--- Data ---

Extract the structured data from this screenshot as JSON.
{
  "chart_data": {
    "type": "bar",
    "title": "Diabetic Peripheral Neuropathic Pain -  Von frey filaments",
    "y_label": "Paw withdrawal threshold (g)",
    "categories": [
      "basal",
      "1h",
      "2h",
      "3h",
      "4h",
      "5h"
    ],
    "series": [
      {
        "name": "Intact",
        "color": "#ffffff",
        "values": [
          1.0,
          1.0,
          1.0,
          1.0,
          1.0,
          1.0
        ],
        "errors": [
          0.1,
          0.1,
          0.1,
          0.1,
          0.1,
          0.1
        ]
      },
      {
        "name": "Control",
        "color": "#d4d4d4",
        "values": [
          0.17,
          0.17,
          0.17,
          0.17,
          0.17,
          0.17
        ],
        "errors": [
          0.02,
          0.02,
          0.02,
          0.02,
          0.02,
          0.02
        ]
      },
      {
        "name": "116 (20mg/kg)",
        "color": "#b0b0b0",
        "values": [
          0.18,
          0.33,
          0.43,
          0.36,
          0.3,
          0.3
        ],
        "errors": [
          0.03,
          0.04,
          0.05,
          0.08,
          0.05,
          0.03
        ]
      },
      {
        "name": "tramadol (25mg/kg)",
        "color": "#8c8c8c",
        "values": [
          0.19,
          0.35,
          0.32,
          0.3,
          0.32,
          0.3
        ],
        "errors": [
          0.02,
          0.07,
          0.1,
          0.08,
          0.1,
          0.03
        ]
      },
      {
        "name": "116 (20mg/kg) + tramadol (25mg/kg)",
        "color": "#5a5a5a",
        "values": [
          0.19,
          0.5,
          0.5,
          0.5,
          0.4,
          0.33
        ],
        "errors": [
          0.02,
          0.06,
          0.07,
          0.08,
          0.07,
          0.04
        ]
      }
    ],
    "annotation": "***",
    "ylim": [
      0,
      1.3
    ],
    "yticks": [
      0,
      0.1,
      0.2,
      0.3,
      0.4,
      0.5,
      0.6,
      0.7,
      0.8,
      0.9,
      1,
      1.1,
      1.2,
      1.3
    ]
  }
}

---

### Challenge
Where a line in the material contains "tramadol", copy that line.

### Output for this exercise
        "name": "tramadol (25mg/kg)",
        "name": "116 (20mg/kg) + tramadol (25mg/kg)",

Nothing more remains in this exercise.